→ What this task involves: Only the number is wanted: how many lines of these entries contain the word "theo"?

→ Provided records:
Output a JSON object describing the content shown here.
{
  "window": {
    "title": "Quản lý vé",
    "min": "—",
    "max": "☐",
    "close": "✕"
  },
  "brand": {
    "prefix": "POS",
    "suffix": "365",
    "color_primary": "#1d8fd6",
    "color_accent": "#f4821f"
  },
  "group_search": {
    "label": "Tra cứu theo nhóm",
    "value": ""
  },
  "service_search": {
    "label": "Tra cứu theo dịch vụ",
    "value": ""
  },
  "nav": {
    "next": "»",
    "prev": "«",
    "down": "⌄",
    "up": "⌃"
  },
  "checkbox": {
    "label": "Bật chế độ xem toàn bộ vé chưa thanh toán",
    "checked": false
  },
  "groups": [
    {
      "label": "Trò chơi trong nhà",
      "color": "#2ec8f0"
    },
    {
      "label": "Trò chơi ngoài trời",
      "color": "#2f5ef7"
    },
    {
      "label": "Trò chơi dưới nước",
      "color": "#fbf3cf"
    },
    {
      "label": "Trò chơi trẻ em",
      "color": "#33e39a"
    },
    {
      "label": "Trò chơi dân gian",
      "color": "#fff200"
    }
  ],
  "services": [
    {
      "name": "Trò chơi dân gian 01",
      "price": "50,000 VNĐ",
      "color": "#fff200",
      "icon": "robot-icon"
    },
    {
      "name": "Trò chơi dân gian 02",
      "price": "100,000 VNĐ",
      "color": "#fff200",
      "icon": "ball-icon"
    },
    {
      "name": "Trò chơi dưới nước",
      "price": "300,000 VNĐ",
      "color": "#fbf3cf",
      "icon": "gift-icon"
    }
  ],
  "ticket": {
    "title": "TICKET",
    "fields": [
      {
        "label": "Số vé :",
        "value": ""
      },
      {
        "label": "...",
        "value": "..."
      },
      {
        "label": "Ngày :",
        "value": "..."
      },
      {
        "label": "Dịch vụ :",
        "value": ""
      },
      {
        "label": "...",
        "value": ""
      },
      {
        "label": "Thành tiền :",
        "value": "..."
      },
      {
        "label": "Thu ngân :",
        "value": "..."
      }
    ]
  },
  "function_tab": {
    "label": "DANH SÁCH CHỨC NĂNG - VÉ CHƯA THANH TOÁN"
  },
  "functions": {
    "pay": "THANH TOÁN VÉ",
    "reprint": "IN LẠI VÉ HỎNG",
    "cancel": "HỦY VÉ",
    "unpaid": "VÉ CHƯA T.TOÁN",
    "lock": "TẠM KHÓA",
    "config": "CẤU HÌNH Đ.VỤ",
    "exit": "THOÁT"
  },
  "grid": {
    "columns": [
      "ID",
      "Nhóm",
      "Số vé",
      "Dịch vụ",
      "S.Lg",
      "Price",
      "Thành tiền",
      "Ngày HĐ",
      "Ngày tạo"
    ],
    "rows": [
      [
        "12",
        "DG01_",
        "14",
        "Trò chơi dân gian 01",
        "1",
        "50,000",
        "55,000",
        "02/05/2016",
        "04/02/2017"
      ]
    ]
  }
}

→ Written reply: 2